Stated task:
Write out the material exactly. Do not include the pictures.
-- start Task material --
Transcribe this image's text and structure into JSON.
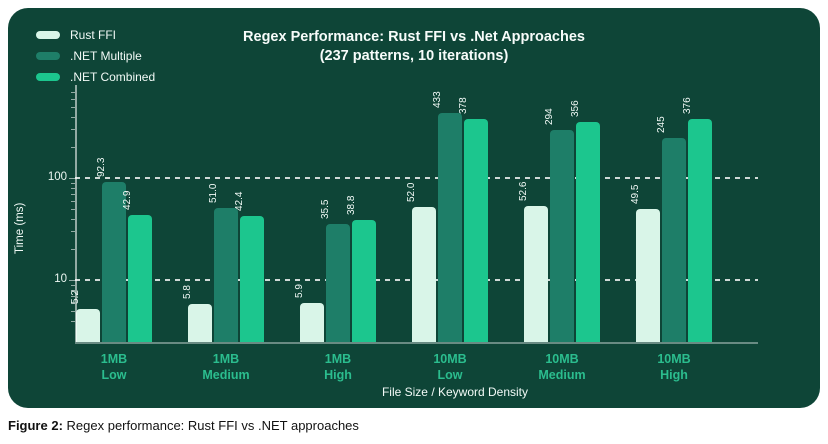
{
  "chart_data": {
    "type": "bar",
    "title": "Regex Performance: Rust FFI vs .Net Approaches",
    "subtitle": "(237 patterns, 10 iterations)",
    "xlabel": "File Size / Keyword Density",
    "ylabel": "Time (ms)",
    "yscale": "log",
    "ylim": [
      2.5,
      800
    ],
    "yticks": [
      10,
      100
    ],
    "minor_ticks": [
      4,
      5,
      6,
      7,
      8,
      9,
      20,
      30,
      40,
      50,
      60,
      70,
      80,
      90,
      200,
      300,
      400,
      500,
      600,
      700
    ],
    "grid": "horizontal dashed at major ticks",
    "legend_position": "top-left",
    "categories": [
      {
        "size": "1MB",
        "density": "Low"
      },
      {
        "size": "1MB",
        "density": "Medium"
      },
      {
        "size": "1MB",
        "density": "High"
      },
      {
        "size": "10MB",
        "density": "Low"
      },
      {
        "size": "10MB",
        "density": "Medium"
      },
      {
        "size": "10MB",
        "density": "High"
      }
    ],
    "series": [
      {
        "name": "Rust FFI",
        "color": "#d9f5e8",
        "values": [
          5.2,
          5.8,
          5.9,
          52.0,
          52.6,
          49.5
        ],
        "labels": [
          "5.2",
          "5.8",
          "5.9",
          "52.0",
          "52.6",
          "49.5"
        ]
      },
      {
        "name": ".NET Multiple",
        "color": "#1e7e68",
        "values": [
          92.3,
          51.0,
          35.5,
          433,
          294,
          245
        ],
        "labels": [
          "92.3",
          "51.0",
          "35.5",
          "433",
          "294",
          "245"
        ]
      },
      {
        "name": ".NET Combined",
        "color": "#1cc68e",
        "values": [
          42.9,
          42.4,
          38.8,
          378,
          356,
          376
        ],
        "labels": [
          "42.9",
          "42.4",
          "38.8",
          "378",
          "356",
          "376"
        ]
      }
    ]
  },
  "colors": {
    "panel_bg": "#0e4537",
    "category_label": "#2bbd8e",
    "text": "#f2faf7"
  },
  "caption": {
    "prefix": "Figure 2:",
    "text": " Regex performance: Rust FFI vs .NET approaches"
  }
}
-- end Task material --
The response:
Transcribe this image's text and structure into JSON.
{
  "chart_data": {
    "type": "bar",
    "title": "Regex Performance: Rust FFI vs .Net Approaches",
    "subtitle": "(237 patterns, 10 iterations)",
    "xlabel": "File Size / Keyword Density",
    "ylabel": "Time (ms)",
    "yscale": "log",
    "ylim": [
      2.5,
      800
    ],
    "yticks": [
      10,
      100
    ],
    "minor_ticks": [
      4,
      5,
      6,
      7,
      8,
      9,
      20,
      30,
      40,
      50,
      60,
      70,
      80,
      90,
      200,
      300,
      400,
      500,
      600,
      700
    ],
    "grid": "horizontal dashed at major ticks",
    "legend_position": "top-left",
    "categories": [
      {
        "size": "1MB",
        "density": "Low"
      },
      {
        "size": "1MB",
        "density": "Medium"
      },
      {
        "size": "1MB",
        "density": "High"
      },
      {
        "size": "10MB",
        "density": "Low"
      },
      {
        "size": "10MB",
        "density": "Medium"
      },
      {
        "size": "10MB",
        "density": "High"
      }
    ],
    "series": [
      {
        "name": "Rust FFI",
        "color": "#d9f5e8",
        "values": [
          5.2,
          5.8,
          5.9,
          52.0,
          52.6,
          49.5
        ],
        "labels": [
          "5.2",
          "5.8",
          "5.9",
          "52.0",
          "52.6",
          "49.5"
        ]
      },
      {
        "name": ".NET Multiple",
        "color": "#1e7e68",
        "values": [
          92.3,
          51.0,
          35.5,
          433,
          294,
          245
        ],
        "labels": [
          "92.3",
          "51.0",
          "35.5",
          "433",
          "294",
          "245"
        ]
      },
      {
        "name": ".NET Combined",
        "color": "#1cc68e",
        "values": [
          42.9,
          42.4,
          38.8,
          378,
          356,
          376
        ],
        "labels": [
          "42.9",
          "42.4",
          "38.8",
          "378",
          "356",
          "376"
        ]
      }
    ]
  },
  "colors": {
    "panel_bg": "#0e4537",
    "category_label": "#2bbd8e",
    "text": "#f2faf7"
  },
  "caption": {
    "prefix": "Figure 2:",
    "text": " Regex performance: Rust FFI vs .NET approaches"
  }
}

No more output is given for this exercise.